TO BE DONE: Check every line of the material below for the string "答案不唯一", and return the ones that have it.

Collected data entries:
--------

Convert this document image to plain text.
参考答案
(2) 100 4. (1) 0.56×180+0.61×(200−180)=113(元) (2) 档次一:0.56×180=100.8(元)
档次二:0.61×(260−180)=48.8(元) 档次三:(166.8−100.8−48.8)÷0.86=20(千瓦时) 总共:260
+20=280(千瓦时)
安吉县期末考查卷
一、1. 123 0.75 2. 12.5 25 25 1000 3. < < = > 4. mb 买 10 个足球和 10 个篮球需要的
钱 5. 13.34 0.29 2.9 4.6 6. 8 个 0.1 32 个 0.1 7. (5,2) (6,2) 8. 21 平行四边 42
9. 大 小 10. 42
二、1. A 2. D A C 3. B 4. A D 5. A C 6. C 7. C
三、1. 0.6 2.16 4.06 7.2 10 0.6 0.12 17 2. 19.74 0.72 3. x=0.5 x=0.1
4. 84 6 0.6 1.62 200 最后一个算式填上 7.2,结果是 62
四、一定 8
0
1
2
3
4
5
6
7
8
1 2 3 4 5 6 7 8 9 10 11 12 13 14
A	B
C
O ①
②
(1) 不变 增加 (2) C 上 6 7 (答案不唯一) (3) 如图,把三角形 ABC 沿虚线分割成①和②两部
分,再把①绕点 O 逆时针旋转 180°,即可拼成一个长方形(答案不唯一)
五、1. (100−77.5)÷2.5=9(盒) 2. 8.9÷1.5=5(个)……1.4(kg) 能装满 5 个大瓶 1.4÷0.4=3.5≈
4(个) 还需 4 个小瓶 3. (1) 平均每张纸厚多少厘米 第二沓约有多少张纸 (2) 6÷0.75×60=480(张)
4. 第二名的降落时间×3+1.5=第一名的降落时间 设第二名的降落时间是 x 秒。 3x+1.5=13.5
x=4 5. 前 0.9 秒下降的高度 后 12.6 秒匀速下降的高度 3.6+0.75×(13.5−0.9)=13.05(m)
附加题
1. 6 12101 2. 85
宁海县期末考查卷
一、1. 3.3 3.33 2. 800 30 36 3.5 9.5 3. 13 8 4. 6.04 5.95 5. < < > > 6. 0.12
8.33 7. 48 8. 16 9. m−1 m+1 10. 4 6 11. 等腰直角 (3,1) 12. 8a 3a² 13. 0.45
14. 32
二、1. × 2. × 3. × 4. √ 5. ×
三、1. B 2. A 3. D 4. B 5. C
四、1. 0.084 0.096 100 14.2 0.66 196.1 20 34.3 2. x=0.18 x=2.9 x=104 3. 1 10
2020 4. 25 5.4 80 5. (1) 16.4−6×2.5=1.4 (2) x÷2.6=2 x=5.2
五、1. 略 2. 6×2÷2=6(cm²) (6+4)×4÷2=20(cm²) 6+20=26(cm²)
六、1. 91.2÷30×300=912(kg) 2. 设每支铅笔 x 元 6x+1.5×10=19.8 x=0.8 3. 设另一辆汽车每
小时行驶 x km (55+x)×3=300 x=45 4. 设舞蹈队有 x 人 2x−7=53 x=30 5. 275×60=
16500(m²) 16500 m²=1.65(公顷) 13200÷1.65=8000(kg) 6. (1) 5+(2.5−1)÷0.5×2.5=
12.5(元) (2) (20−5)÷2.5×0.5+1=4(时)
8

--------

FULL RESPONSE:
(1) 不变 增加 (2) C 上 6 7 (答案不唯一) (3) 如图,把三角形 ABC 沿虚线分割成①和②两部
分,再把①绕点 O 逆时针旋转 180°,即可拼成一个长方形(答案不唯一)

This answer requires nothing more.